◆ EXERCISE DIRECTIONS ◆
Find every line with the word "kind". Copy those lines.

◆ LISTED ENTRIES ◆
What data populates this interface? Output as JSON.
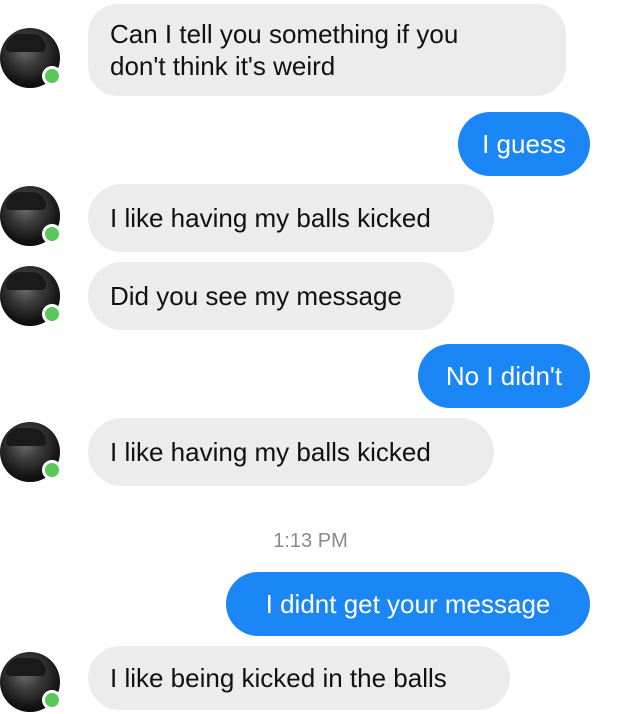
{
  "messages": [
    {
      "sender": "them",
      "text_line1": "Can I tell you something if you",
      "text_line2": "don't think it's weird"
    },
    {
      "sender": "me",
      "text": "I guess"
    },
    {
      "sender": "them",
      "text": "I like having my balls kicked"
    },
    {
      "sender": "them",
      "text": "Did you see my message"
    },
    {
      "sender": "me",
      "text": "No I didn't"
    },
    {
      "sender": "them",
      "text": "I like having my balls kicked"
    },
    {
      "sender": "me",
      "text": "I didnt get your message"
    },
    {
      "sender": "them",
      "text": "I like being kicked in the balls"
    }
  ],
  "timestamp": "1:13 PM",
  "colors": {
    "outgoing_bubble": "#1b86f5",
    "incoming_bubble": "#ececec",
    "presence_dot": "#5ac85a"
  },
  "icons": {
    "avatar": "contact-avatar",
    "presence": "online-status-dot"
  }
}
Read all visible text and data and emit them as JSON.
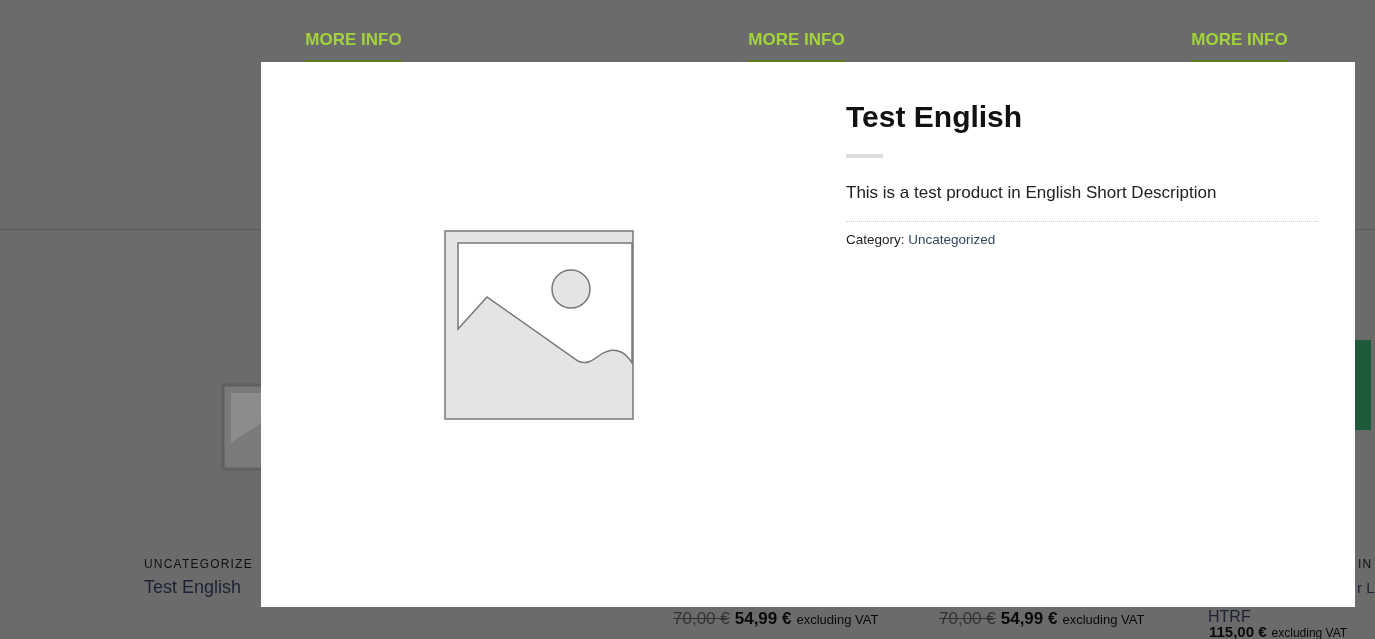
{
  "background": {
    "more_info_buttons": [
      "MORE INFO",
      "MORE INFO",
      "MORE INFO"
    ],
    "products": [
      {
        "kind": "placeholder",
        "category": "UNCATEGORIZE",
        "title": "Test English"
      },
      {
        "kind": "sale",
        "old_price": "70,00 €",
        "price": "54,99 €",
        "tax_note": "excluding VAT"
      },
      {
        "kind": "sale",
        "old_price": "70,00 €",
        "price": "54,99 €",
        "tax_note": "excluding VAT"
      },
      {
        "kind": "photo",
        "category": "IN",
        "title": "r L",
        "title_line_2": "HTRF",
        "price": "115,00 €",
        "tax_note": "excluding VAT"
      }
    ]
  },
  "modal": {
    "title": "Test English",
    "description": "This is a test product in English Short Description",
    "category_label": "Category:",
    "category_link": "Uncategorized"
  }
}
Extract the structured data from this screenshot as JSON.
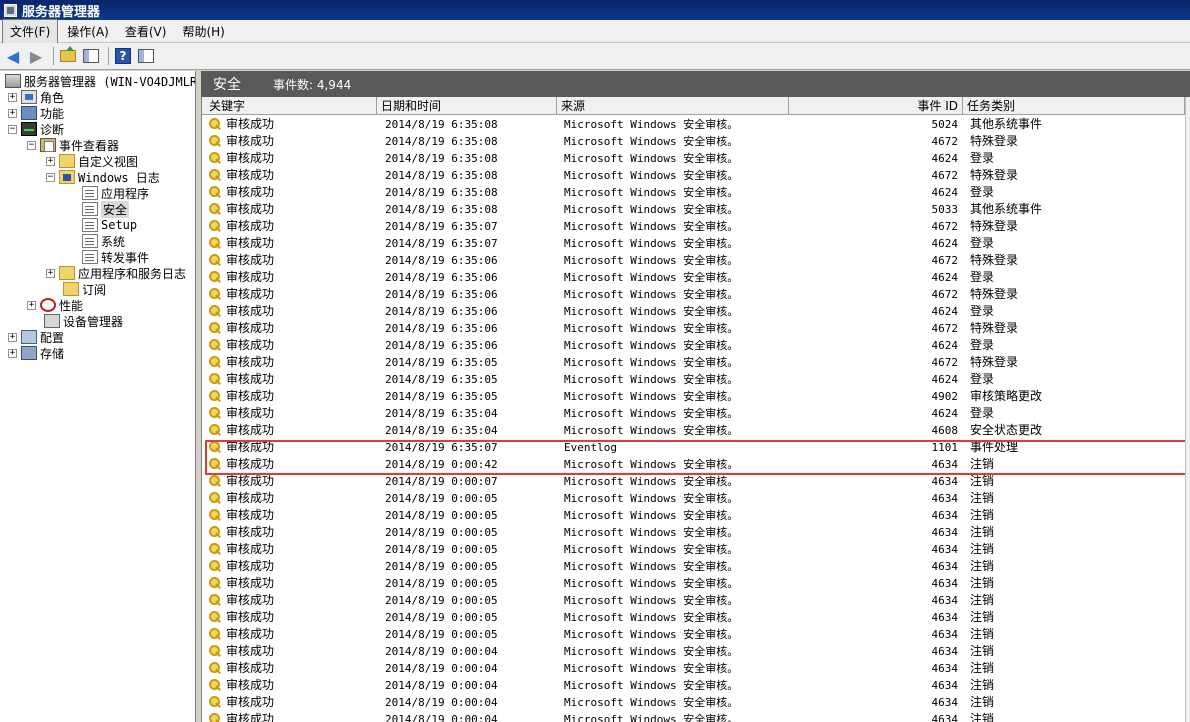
{
  "window": {
    "title": "服务器管理器"
  },
  "menu": [
    "文件(F)",
    "操作(A)",
    "查看(V)",
    "帮助(H)"
  ],
  "toolbar": {
    "icons": [
      "back-arrow-icon",
      "forward-arrow-icon",
      "up-folder-icon",
      "show-hide-tree-icon",
      "help-icon",
      "properties-panel-icon"
    ],
    "help_glyph": "?"
  },
  "tree": {
    "root": "服务器管理器 (WIN-VO4DJMLR70",
    "roles": "角色",
    "features": "功能",
    "diagnostics": "诊断",
    "event_viewer": "事件查看器",
    "custom_views": "自定义视图",
    "windows_logs": "Windows 日志",
    "application": "应用程序",
    "security": "安全",
    "setup": "Setup",
    "system": "系统",
    "forwarded": "转发事件",
    "app_service_logs": "应用程序和服务日志",
    "subscriptions": "订阅",
    "performance": "性能",
    "device_manager": "设备管理器",
    "configuration": "配置",
    "storage": "存储",
    "plus": "+",
    "minus": "−"
  },
  "content": {
    "title": "安全",
    "event_count": "事件数: 4,944"
  },
  "columns": {
    "keyword": "关键字",
    "datetime": "日期和时间",
    "source": "来源",
    "event_id": "事件 ID",
    "category": "任务类别"
  },
  "rows": [
    {
      "k": "审核成功",
      "d": "2014/8/19 6:35:08",
      "s": "Microsoft Windows 安全审核。",
      "id": "5024",
      "c": "其他系统事件"
    },
    {
      "k": "审核成功",
      "d": "2014/8/19 6:35:08",
      "s": "Microsoft Windows 安全审核。",
      "id": "4672",
      "c": "特殊登录"
    },
    {
      "k": "审核成功",
      "d": "2014/8/19 6:35:08",
      "s": "Microsoft Windows 安全审核。",
      "id": "4624",
      "c": "登录"
    },
    {
      "k": "审核成功",
      "d": "2014/8/19 6:35:08",
      "s": "Microsoft Windows 安全审核。",
      "id": "4672",
      "c": "特殊登录"
    },
    {
      "k": "审核成功",
      "d": "2014/8/19 6:35:08",
      "s": "Microsoft Windows 安全审核。",
      "id": "4624",
      "c": "登录"
    },
    {
      "k": "审核成功",
      "d": "2014/8/19 6:35:08",
      "s": "Microsoft Windows 安全审核。",
      "id": "5033",
      "c": "其他系统事件"
    },
    {
      "k": "审核成功",
      "d": "2014/8/19 6:35:07",
      "s": "Microsoft Windows 安全审核。",
      "id": "4672",
      "c": "特殊登录"
    },
    {
      "k": "审核成功",
      "d": "2014/8/19 6:35:07",
      "s": "Microsoft Windows 安全审核。",
      "id": "4624",
      "c": "登录"
    },
    {
      "k": "审核成功",
      "d": "2014/8/19 6:35:06",
      "s": "Microsoft Windows 安全审核。",
      "id": "4672",
      "c": "特殊登录"
    },
    {
      "k": "审核成功",
      "d": "2014/8/19 6:35:06",
      "s": "Microsoft Windows 安全审核。",
      "id": "4624",
      "c": "登录"
    },
    {
      "k": "审核成功",
      "d": "2014/8/19 6:35:06",
      "s": "Microsoft Windows 安全审核。",
      "id": "4672",
      "c": "特殊登录"
    },
    {
      "k": "审核成功",
      "d": "2014/8/19 6:35:06",
      "s": "Microsoft Windows 安全审核。",
      "id": "4624",
      "c": "登录"
    },
    {
      "k": "审核成功",
      "d": "2014/8/19 6:35:06",
      "s": "Microsoft Windows 安全审核。",
      "id": "4672",
      "c": "特殊登录"
    },
    {
      "k": "审核成功",
      "d": "2014/8/19 6:35:06",
      "s": "Microsoft Windows 安全审核。",
      "id": "4624",
      "c": "登录"
    },
    {
      "k": "审核成功",
      "d": "2014/8/19 6:35:05",
      "s": "Microsoft Windows 安全审核。",
      "id": "4672",
      "c": "特殊登录"
    },
    {
      "k": "审核成功",
      "d": "2014/8/19 6:35:05",
      "s": "Microsoft Windows 安全审核。",
      "id": "4624",
      "c": "登录"
    },
    {
      "k": "审核成功",
      "d": "2014/8/19 6:35:05",
      "s": "Microsoft Windows 安全审核。",
      "id": "4902",
      "c": "审核策略更改"
    },
    {
      "k": "审核成功",
      "d": "2014/8/19 6:35:04",
      "s": "Microsoft Windows 安全审核。",
      "id": "4624",
      "c": "登录"
    },
    {
      "k": "审核成功",
      "d": "2014/8/19 6:35:04",
      "s": "Microsoft Windows 安全审核。",
      "id": "4608",
      "c": "安全状态更改"
    },
    {
      "k": "审核成功",
      "d": "2014/8/19 6:35:07",
      "s": "Eventlog",
      "id": "1101",
      "c": "事件处理"
    },
    {
      "k": "审核成功",
      "d": "2014/8/19 0:00:42",
      "s": "Microsoft Windows 安全审核。",
      "id": "4634",
      "c": "注销"
    },
    {
      "k": "审核成功",
      "d": "2014/8/19 0:00:07",
      "s": "Microsoft Windows 安全审核。",
      "id": "4634",
      "c": "注销"
    },
    {
      "k": "审核成功",
      "d": "2014/8/19 0:00:05",
      "s": "Microsoft Windows 安全审核。",
      "id": "4634",
      "c": "注销"
    },
    {
      "k": "审核成功",
      "d": "2014/8/19 0:00:05",
      "s": "Microsoft Windows 安全审核。",
      "id": "4634",
      "c": "注销"
    },
    {
      "k": "审核成功",
      "d": "2014/8/19 0:00:05",
      "s": "Microsoft Windows 安全审核。",
      "id": "4634",
      "c": "注销"
    },
    {
      "k": "审核成功",
      "d": "2014/8/19 0:00:05",
      "s": "Microsoft Windows 安全审核。",
      "id": "4634",
      "c": "注销"
    },
    {
      "k": "审核成功",
      "d": "2014/8/19 0:00:05",
      "s": "Microsoft Windows 安全审核。",
      "id": "4634",
      "c": "注销"
    },
    {
      "k": "审核成功",
      "d": "2014/8/19 0:00:05",
      "s": "Microsoft Windows 安全审核。",
      "id": "4634",
      "c": "注销"
    },
    {
      "k": "审核成功",
      "d": "2014/8/19 0:00:05",
      "s": "Microsoft Windows 安全审核。",
      "id": "4634",
      "c": "注销"
    },
    {
      "k": "审核成功",
      "d": "2014/8/19 0:00:05",
      "s": "Microsoft Windows 安全审核。",
      "id": "4634",
      "c": "注销"
    },
    {
      "k": "审核成功",
      "d": "2014/8/19 0:00:05",
      "s": "Microsoft Windows 安全审核。",
      "id": "4634",
      "c": "注销"
    },
    {
      "k": "审核成功",
      "d": "2014/8/19 0:00:04",
      "s": "Microsoft Windows 安全审核。",
      "id": "4634",
      "c": "注销"
    },
    {
      "k": "审核成功",
      "d": "2014/8/19 0:00:04",
      "s": "Microsoft Windows 安全审核。",
      "id": "4634",
      "c": "注销"
    },
    {
      "k": "审核成功",
      "d": "2014/8/19 0:00:04",
      "s": "Microsoft Windows 安全审核。",
      "id": "4634",
      "c": "注销"
    },
    {
      "k": "审核成功",
      "d": "2014/8/19 0:00:04",
      "s": "Microsoft Windows 安全审核。",
      "id": "4634",
      "c": "注销"
    },
    {
      "k": "审核成功",
      "d": "2014/8/19 0:00:04",
      "s": "Microsoft Windows 安全审核。",
      "id": "4634",
      "c": "注销"
    }
  ],
  "colors": {
    "highlight": "#e03a3a",
    "header_bg": "#595959",
    "title_bg": "#0a246a"
  }
}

◆ TASK RESPONSE ◆
        "kind": "placeholder",
        "kind": "sale",
        "kind": "sale",
        "kind": "photo",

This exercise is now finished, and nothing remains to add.